Find every line of the listing below where "Butter" appears, and copy it.

★ ★ ★

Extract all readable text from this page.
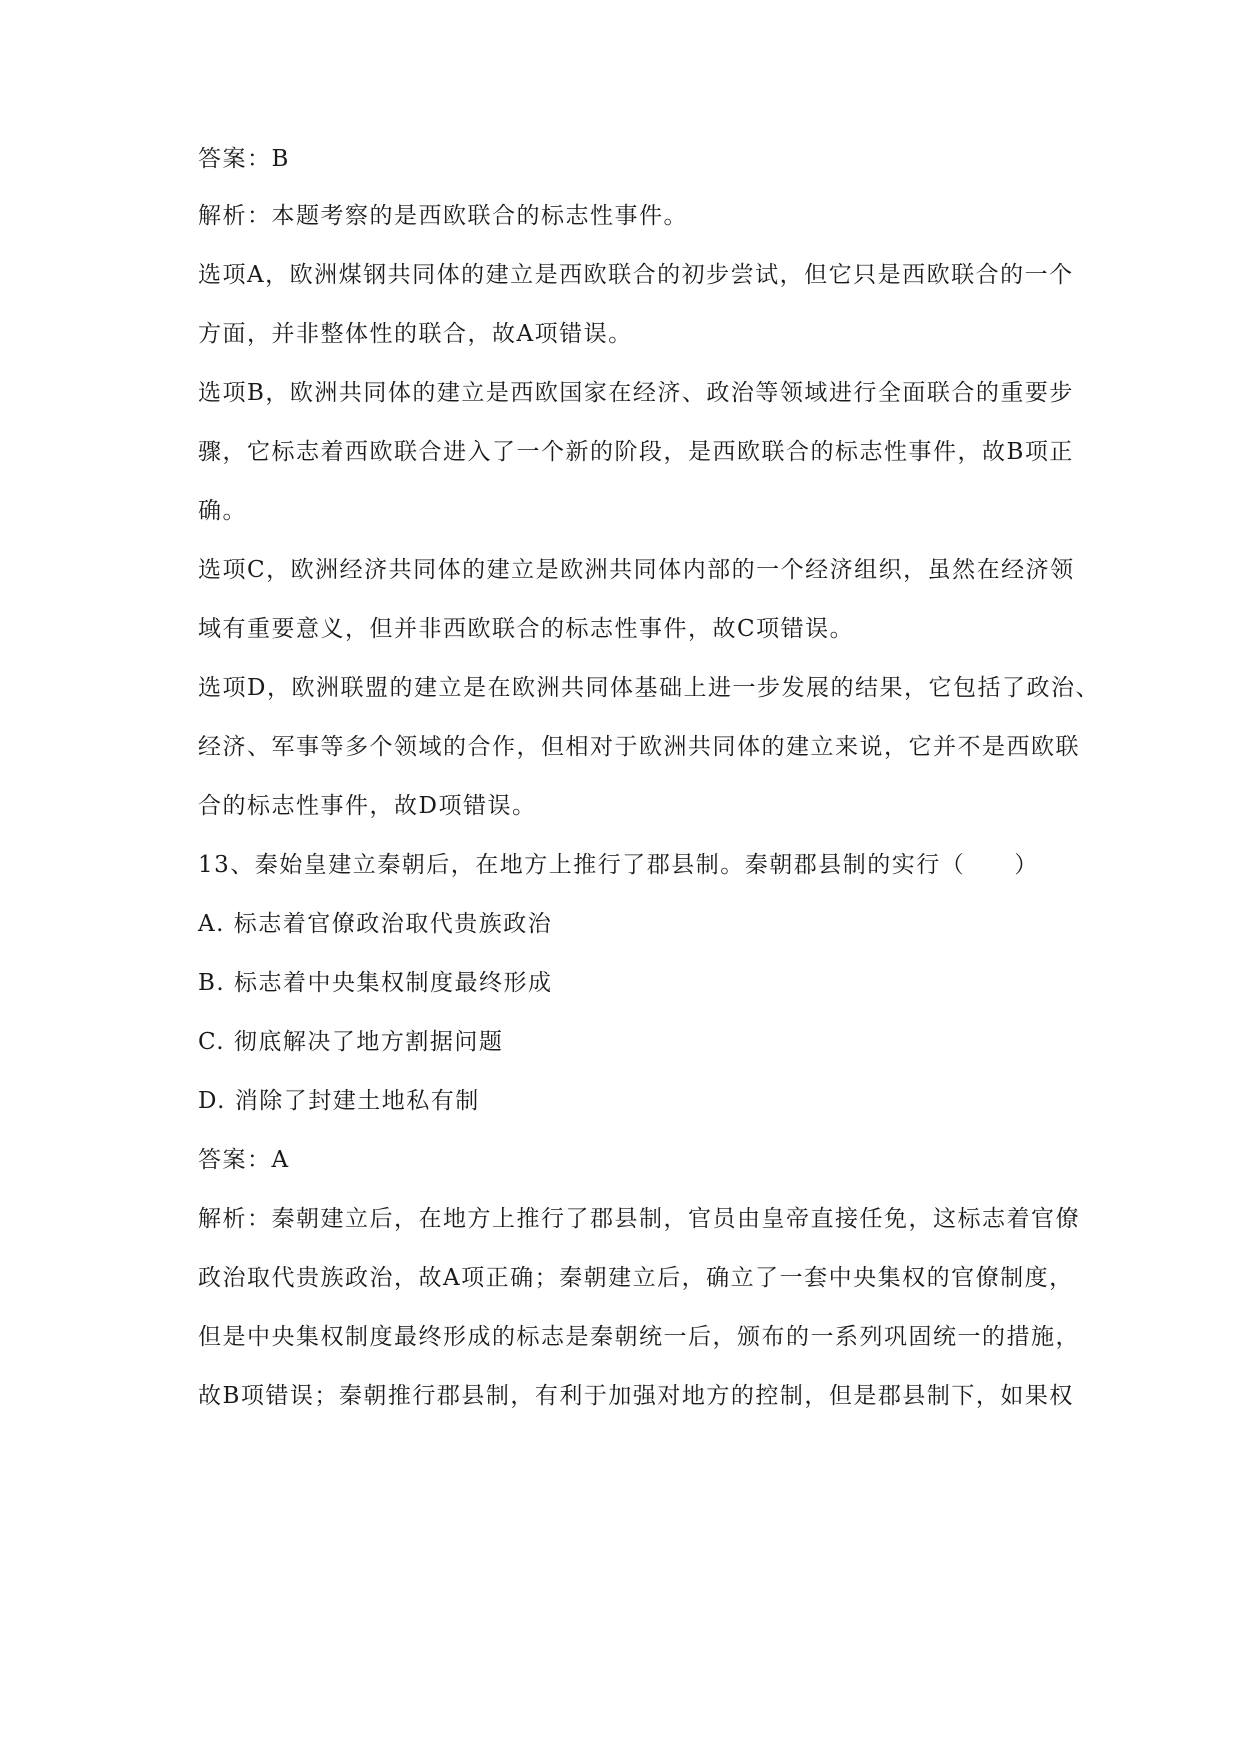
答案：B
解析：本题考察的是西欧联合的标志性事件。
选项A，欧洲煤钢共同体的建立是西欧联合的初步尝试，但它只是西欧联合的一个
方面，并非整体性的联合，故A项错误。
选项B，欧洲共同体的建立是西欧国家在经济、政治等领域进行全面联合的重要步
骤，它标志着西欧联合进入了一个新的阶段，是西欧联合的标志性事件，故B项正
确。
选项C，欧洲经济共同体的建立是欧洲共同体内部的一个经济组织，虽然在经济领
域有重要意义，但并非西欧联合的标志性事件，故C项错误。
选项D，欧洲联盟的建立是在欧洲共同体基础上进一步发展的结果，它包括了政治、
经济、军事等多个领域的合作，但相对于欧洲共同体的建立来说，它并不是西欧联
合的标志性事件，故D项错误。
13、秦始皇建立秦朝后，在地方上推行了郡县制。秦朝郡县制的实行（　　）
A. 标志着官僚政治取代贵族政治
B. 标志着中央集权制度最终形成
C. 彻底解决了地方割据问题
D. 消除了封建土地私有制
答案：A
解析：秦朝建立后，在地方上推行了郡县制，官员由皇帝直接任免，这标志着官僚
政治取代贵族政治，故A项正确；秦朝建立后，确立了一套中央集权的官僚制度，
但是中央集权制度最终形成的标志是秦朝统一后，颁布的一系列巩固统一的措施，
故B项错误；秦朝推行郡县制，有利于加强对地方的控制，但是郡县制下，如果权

★ ★ ★

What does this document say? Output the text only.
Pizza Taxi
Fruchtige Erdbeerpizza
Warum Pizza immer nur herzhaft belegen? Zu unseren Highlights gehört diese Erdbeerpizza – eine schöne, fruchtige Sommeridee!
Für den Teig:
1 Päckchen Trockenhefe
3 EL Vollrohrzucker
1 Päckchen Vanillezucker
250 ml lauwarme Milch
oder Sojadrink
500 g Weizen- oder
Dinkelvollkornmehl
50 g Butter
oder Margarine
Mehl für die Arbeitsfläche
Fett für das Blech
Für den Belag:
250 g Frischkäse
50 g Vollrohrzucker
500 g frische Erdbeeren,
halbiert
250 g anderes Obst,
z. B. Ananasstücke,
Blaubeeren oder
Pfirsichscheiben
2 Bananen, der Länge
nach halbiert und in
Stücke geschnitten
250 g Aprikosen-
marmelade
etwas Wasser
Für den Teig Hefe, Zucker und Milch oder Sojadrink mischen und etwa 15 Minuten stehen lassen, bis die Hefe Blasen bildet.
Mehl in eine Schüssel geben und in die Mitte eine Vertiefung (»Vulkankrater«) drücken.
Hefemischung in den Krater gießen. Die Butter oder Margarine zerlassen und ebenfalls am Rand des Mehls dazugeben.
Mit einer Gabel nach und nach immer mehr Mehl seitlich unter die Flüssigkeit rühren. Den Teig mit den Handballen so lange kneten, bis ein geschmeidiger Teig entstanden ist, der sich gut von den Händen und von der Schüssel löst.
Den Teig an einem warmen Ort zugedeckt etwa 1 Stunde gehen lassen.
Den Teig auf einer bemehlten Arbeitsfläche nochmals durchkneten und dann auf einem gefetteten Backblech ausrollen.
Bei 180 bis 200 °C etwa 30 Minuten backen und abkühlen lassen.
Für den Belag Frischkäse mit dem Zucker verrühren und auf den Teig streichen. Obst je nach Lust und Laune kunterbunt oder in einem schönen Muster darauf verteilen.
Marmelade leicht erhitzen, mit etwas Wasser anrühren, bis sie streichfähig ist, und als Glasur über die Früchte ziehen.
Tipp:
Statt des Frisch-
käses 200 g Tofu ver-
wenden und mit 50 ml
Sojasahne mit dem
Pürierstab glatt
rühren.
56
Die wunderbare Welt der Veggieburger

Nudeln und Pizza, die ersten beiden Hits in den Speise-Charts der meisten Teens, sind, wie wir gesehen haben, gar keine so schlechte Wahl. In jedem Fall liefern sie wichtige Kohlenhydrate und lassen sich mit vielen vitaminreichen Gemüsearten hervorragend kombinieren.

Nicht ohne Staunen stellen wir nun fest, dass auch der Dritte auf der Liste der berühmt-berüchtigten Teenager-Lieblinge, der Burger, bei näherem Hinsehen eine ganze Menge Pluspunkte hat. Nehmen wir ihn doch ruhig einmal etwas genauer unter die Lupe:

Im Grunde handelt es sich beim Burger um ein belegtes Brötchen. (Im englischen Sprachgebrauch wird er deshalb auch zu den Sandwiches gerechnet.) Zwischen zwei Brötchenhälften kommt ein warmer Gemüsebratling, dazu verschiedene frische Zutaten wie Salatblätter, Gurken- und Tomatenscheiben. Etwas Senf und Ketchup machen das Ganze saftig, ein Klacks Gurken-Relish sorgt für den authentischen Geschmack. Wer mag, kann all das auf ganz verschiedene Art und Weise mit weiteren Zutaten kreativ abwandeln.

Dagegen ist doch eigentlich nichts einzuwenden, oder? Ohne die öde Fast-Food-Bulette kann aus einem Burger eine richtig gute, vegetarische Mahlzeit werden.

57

★ ★ ★

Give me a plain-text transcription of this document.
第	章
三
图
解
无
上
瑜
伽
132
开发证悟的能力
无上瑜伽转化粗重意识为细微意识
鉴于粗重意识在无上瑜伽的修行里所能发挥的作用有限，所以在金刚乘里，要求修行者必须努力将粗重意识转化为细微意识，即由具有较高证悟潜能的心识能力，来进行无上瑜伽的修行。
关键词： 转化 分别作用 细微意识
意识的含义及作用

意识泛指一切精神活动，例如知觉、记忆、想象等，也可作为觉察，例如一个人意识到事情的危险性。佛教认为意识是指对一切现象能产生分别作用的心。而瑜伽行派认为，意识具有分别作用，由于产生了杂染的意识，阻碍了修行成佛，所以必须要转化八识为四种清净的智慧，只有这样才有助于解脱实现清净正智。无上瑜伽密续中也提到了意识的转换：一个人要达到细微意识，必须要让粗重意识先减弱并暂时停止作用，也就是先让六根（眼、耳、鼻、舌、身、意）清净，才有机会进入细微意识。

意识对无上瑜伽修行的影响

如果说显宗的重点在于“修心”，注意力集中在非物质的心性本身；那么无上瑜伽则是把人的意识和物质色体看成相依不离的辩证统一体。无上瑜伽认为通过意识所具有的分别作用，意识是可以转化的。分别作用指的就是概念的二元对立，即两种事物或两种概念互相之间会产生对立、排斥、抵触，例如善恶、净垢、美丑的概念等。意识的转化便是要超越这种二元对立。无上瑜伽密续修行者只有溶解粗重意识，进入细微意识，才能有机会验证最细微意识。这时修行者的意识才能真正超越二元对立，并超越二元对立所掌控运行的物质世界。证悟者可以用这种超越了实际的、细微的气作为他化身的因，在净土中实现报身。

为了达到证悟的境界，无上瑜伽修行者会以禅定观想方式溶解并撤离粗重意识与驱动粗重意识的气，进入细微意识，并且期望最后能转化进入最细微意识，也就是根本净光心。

★ ★ ★

== Exercise solution ==
50 g Butter
Hefemischung in den Krater gießen. Die Butter oder Margarine zerlassen und ebenfalls am Rand des Mehls dazugeben.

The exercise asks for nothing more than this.